### EXERCISE AIM
Collect the lines of the entries where "Leaderboards" shows up.
─── SUPPLIED RECORDS ───
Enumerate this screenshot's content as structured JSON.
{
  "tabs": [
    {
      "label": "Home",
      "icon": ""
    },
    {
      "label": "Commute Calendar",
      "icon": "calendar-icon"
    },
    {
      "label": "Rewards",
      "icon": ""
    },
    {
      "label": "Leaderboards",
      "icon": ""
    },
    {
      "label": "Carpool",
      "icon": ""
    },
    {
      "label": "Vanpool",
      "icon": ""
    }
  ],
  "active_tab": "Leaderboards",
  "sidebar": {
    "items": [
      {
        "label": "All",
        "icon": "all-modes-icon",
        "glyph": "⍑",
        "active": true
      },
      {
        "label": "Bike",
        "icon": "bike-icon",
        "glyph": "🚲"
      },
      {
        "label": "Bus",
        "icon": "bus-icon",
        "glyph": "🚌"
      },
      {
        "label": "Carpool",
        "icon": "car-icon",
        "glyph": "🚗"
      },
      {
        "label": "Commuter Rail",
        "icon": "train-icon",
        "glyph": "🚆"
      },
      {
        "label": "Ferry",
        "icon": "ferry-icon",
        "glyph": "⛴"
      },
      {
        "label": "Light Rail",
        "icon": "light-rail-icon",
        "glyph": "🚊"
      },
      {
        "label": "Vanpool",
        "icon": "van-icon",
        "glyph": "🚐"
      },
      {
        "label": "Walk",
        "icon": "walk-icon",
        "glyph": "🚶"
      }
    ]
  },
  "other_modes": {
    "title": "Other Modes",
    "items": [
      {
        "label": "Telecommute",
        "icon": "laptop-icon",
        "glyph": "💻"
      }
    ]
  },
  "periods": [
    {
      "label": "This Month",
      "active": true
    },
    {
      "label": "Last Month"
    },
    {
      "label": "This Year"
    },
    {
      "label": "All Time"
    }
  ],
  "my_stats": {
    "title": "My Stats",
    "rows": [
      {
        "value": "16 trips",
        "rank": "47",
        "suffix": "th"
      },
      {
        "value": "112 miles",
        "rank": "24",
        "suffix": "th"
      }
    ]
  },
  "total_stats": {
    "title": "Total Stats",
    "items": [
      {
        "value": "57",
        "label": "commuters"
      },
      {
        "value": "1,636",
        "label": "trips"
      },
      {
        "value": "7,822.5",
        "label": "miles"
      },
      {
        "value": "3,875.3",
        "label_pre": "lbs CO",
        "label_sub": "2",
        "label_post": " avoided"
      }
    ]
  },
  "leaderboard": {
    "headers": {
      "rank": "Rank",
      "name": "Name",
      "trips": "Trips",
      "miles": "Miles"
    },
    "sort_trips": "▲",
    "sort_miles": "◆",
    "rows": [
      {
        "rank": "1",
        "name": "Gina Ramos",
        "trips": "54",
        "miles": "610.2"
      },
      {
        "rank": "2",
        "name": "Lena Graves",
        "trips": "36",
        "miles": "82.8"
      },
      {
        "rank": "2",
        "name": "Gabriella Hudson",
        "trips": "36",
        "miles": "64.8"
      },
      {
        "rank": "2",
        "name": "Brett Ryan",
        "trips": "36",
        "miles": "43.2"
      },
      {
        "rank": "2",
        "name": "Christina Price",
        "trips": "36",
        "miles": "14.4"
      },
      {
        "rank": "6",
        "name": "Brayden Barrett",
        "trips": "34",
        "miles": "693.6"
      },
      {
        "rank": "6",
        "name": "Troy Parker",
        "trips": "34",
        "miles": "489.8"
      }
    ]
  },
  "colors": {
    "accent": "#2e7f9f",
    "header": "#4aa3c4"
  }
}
───
### SOLVED EXERCISE
      "label": "Leaderboards",
  "active_tab": "Leaderboards",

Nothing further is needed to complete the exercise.